* start Items *
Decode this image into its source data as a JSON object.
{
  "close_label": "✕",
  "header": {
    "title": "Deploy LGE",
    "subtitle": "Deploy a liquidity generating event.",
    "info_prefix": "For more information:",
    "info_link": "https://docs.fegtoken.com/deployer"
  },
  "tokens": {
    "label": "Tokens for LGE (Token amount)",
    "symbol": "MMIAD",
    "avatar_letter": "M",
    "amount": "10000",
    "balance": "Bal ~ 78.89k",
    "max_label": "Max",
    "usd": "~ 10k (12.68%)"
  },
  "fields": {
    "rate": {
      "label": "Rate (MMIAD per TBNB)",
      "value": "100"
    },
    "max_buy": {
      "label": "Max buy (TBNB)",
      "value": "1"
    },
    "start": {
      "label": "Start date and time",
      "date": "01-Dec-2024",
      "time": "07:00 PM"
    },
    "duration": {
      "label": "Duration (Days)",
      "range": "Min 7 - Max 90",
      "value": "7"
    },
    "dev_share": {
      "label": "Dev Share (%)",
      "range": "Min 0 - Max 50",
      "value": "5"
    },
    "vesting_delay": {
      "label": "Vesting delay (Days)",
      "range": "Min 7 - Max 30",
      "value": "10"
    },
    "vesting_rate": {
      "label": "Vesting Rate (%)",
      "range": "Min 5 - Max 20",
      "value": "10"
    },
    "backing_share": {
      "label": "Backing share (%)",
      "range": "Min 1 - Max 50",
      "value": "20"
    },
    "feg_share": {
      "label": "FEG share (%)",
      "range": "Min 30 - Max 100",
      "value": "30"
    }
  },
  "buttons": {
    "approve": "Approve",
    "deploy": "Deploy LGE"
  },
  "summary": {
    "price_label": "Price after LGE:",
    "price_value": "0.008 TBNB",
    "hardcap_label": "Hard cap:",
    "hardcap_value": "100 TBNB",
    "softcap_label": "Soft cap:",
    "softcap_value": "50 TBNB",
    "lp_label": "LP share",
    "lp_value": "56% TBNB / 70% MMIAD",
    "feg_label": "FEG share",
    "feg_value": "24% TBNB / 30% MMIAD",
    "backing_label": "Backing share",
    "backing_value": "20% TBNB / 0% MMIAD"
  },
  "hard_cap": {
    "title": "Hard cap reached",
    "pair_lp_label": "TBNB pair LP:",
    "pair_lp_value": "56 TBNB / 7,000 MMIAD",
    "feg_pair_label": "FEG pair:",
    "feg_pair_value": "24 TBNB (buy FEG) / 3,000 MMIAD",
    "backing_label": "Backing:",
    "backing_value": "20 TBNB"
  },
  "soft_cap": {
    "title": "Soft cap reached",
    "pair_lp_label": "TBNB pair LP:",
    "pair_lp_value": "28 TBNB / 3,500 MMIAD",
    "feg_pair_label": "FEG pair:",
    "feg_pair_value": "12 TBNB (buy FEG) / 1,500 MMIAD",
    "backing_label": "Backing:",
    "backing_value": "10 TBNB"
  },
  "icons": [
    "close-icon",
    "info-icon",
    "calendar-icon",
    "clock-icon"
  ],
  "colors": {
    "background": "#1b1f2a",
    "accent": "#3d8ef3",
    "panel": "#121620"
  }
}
* end Items *
Write out every record verbatim.

Decode this image into its source data as a JSON object.
{
  "close_label": "✕",
  "header": {
    "title": "Deploy LGE",
    "subtitle": "Deploy a liquidity generating event.",
    "info_prefix": "For more information:",
    "info_link": "https://docs.fegtoken.com/deployer"
  },
  "tokens": {
    "label": "Tokens for LGE (Token amount)",
    "symbol": "MMIAD",
    "avatar_letter": "M",
    "amount": "10000",
    "balance": "Bal ~ 78.89k",
    "max_label": "Max",
    "usd": "~ 10k (12.68%)"
  },
  "fields": {
    "rate": {
      "label": "Rate (MMIAD per TBNB)",
      "value": "100"
    },
    "max_buy": {
      "label": "Max buy (TBNB)",
      "value": "1"
    },
    "start": {
      "label": "Start date and time",
      "date": "01-Dec-2024",
      "time": "07:00 PM"
    },
    "duration": {
      "label": "Duration (Days)",
      "range": "Min 7 - Max 90",
      "value": "7"
    },
    "dev_share": {
      "label": "Dev Share (%)",
      "range": "Min 0 - Max 50",
      "value": "5"
    },
    "vesting_delay": {
      "label": "Vesting delay (Days)",
      "range": "Min 7 - Max 30",
      "value": "10"
    },
    "vesting_rate": {
      "label": "Vesting Rate (%)",
      "range": "Min 5 - Max 20",
      "value": "10"
    },
    "backing_share": {
      "label": "Backing share (%)",
      "range": "Min 1 - Max 50",
      "value": "20"
    },
    "feg_share": {
      "label": "FEG share (%)",
      "range": "Min 30 - Max 100",
      "value": "30"
    }
  },
  "buttons": {
    "approve": "Approve",
    "deploy": "Deploy LGE"
  },
  "summary": {
    "price_label": "Price after LGE:",
    "price_value": "0.008 TBNB",
    "hardcap_label": "Hard cap:",
    "hardcap_value": "100 TBNB",
    "softcap_label": "Soft cap:",
    "softcap_value": "50 TBNB",
    "lp_label": "LP share",
    "lp_value": "56% TBNB / 70% MMIAD",
    "feg_label": "FEG share",
    "feg_value": "24% TBNB / 30% MMIAD",
    "backing_label": "Backing share",
    "backing_value": "20% TBNB / 0% MMIAD"
  },
  "hard_cap": {
    "title": "Hard cap reached",
    "pair_lp_label": "TBNB pair LP:",
    "pair_lp_value": "56 TBNB / 7,000 MMIAD",
    "feg_pair_label": "FEG pair:",
    "feg_pair_value": "24 TBNB (buy FEG) / 3,000 MMIAD",
    "backing_label": "Backing:",
    "backing_value": "20 TBNB"
  },
  "soft_cap": {
    "title": "Soft cap reached",
    "pair_lp_label": "TBNB pair LP:",
    "pair_lp_value": "28 TBNB / 3,500 MMIAD",
    "feg_pair_label": "FEG pair:",
    "feg_pair_value": "12 TBNB (buy FEG) / 1,500 MMIAD",
    "backing_label": "Backing:",
    "backing_value": "10 TBNB"
  },
  "icons": [
    "close-icon",
    "info-icon",
    "calendar-icon",
    "clock-icon"
  ],
  "colors": {
    "background": "#1b1f2a",
    "accent": "#3d8ef3",
    "panel": "#121620"
  }
}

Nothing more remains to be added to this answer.